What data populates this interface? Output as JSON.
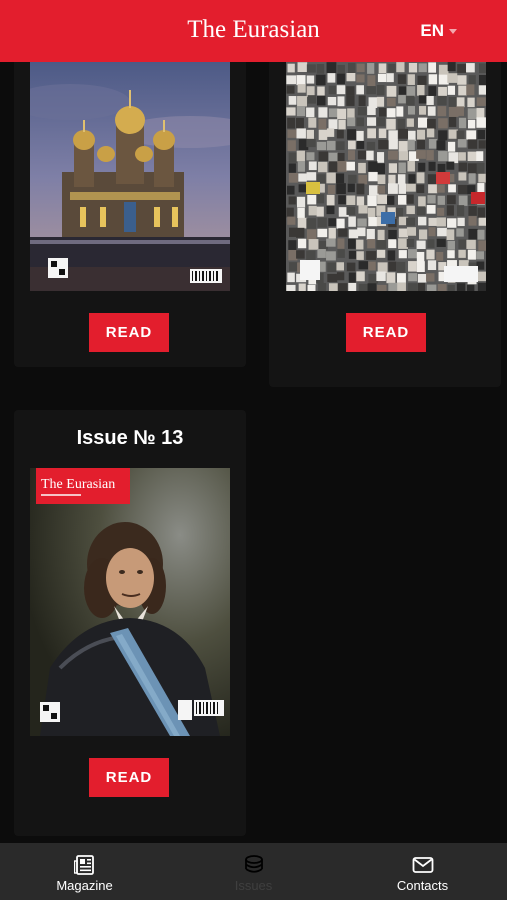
{
  "header": {
    "title": "The Eurasian",
    "language": "EN"
  },
  "issues": [
    {
      "read_label": "READ",
      "cover_description": "Cathedral with golden domes at dusk",
      "cover_icon": "cathedral-cover-image"
    },
    {
      "read_label": "READ",
      "cover_description": "Crowd holding portraits",
      "cover_icon": "crowd-cover-image"
    },
    {
      "title": "Issue № 13",
      "read_label": "READ",
      "cover_masthead": "The Eurasian",
      "cover_description": "Portrait of Peter the Great",
      "cover_icon": "portrait-cover-image"
    }
  ],
  "nav": {
    "magazine": "Magazine",
    "issues": "Issues",
    "contacts": "Contacts"
  },
  "colors": {
    "brand_red": "#e31e2d",
    "background": "#0c0c0c",
    "card": "#141414",
    "nav_bg": "#2a2a2a"
  }
}
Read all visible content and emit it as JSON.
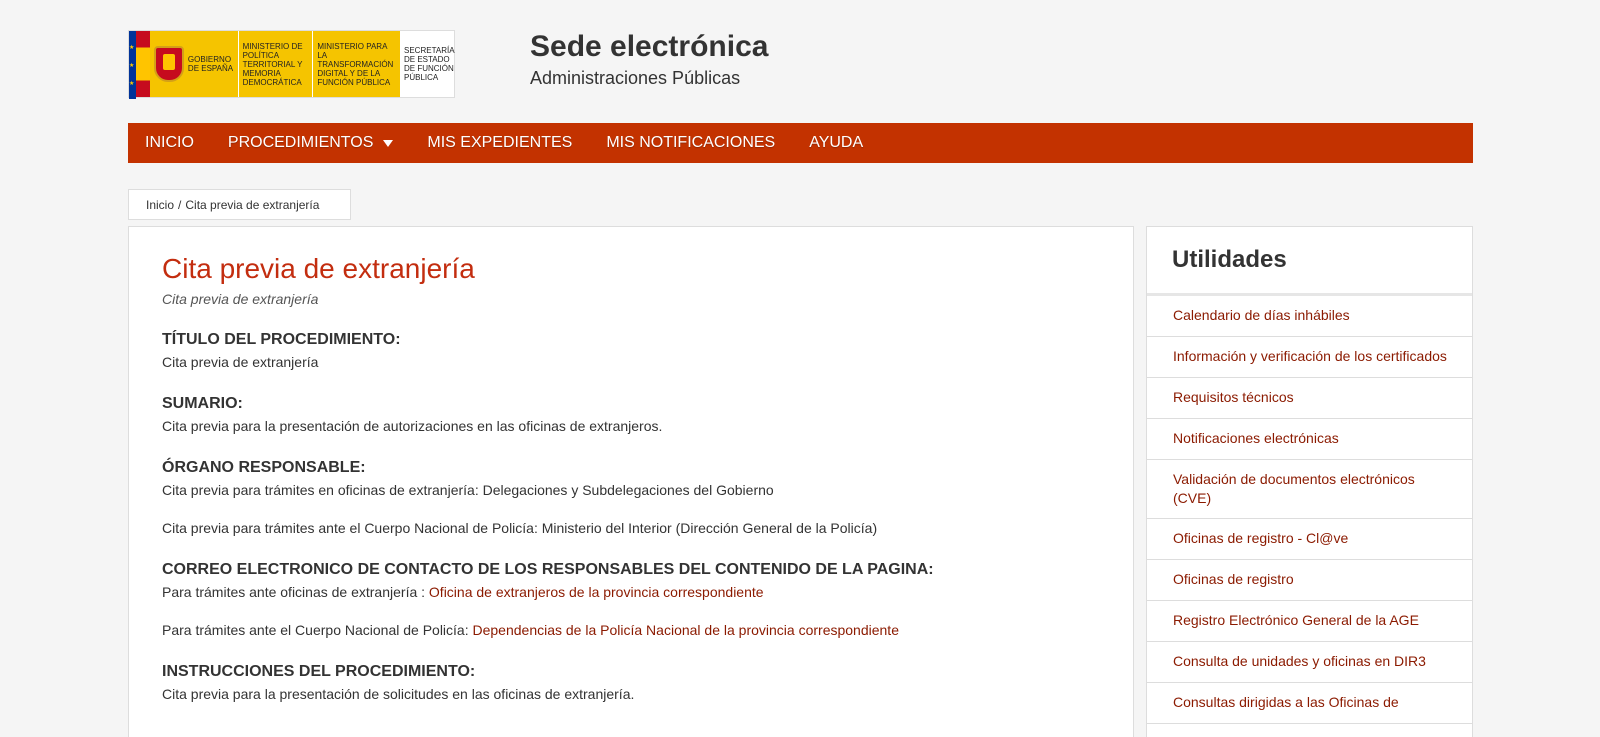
{
  "header": {
    "logo": {
      "block1": "GOBIERNO DE ESPAÑA",
      "block2": "MINISTERIO DE POLÍTICA TERRITORIAL Y MEMORIA DEMOCRÁTICA",
      "block3": "MINISTERIO PARA LA TRANSFORMACIÓN DIGITAL Y DE LA FUNCIÓN PÚBLICA",
      "block4": "SECRETARÍA DE ESTADO DE FUNCIÓN PÚBLICA"
    },
    "title": "Sede electrónica",
    "subtitle": "Administraciones Públicas"
  },
  "nav": {
    "items": [
      "INICIO",
      "PROCEDIMIENTOS",
      "MIS EXPEDIENTES",
      "MIS NOTIFICACIONES",
      "AYUDA"
    ]
  },
  "breadcrumb": {
    "home": "Inicio",
    "separator": "/",
    "current": "Cita previa de extranjería"
  },
  "main": {
    "title": "Cita previa de extranjería",
    "subtitle": "Cita previa de extranjería",
    "sections": {
      "titulo": {
        "heading": "TÍTULO DEL PROCEDIMIENTO:",
        "text": "Cita previa de extranjería"
      },
      "sumario": {
        "heading": "SUMARIO:",
        "text": "Cita previa para la presentación de autorizaciones en las oficinas de extranjeros."
      },
      "organo": {
        "heading": "ÓRGANO RESPONSABLE:",
        "text1": "Cita previa para trámites en oficinas de extranjería: Delegaciones y Subdelegaciones del Gobierno",
        "text2": "Cita previa para trámites ante el Cuerpo Nacional de Policía: Ministerio del Interior (Dirección General de la Policía)"
      },
      "correo": {
        "heading": "CORREO ELECTRONICO DE CONTACTO DE LOS RESPONSABLES DEL CONTENIDO DE LA PAGINA:",
        "line1_prefix": "Para trámites ante oficinas de extranjería : ",
        "line1_link": "Oficina de extranjeros de la provincia correspondiente",
        "line2_prefix": "Para trámites ante el Cuerpo Nacional de Policía: ",
        "line2_link": "Dependencias de la Policía Nacional de la provincia correspondiente"
      },
      "instrucciones": {
        "heading": "INSTRUCCIONES DEL PROCEDIMIENTO:",
        "text": "Cita previa para la presentación de solicitudes en las oficinas de extranjería."
      }
    }
  },
  "sidebar": {
    "title": "Utilidades",
    "items": [
      "Calendario de días inhábiles",
      "Información y verificación de los certificados",
      "Requisitos técnicos",
      "Notificaciones electrónicas",
      "Validación de documentos electrónicos (CVE)",
      "Oficinas de registro - Cl@ve",
      "Oficinas de registro",
      "Registro Electrónico General de la AGE",
      "Consulta de unidades y oficinas en DIR3",
      "Consultas dirigidas a las Oficinas de"
    ]
  },
  "colors": {
    "nav_bg": "#c33200",
    "title_red": "#c32d0f",
    "link": "#8b1a00"
  }
}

---------------

Using the entries above, return each line in which the word "Cuerpo" occurs.

        "text2": "Cita previa para trámites ante el Cuerpo Nacional de Policía: Ministerio del Interior (Dirección General de la Policía)"
        "line2_prefix": "Para trámites ante el Cuerpo Nacional de Policía: ",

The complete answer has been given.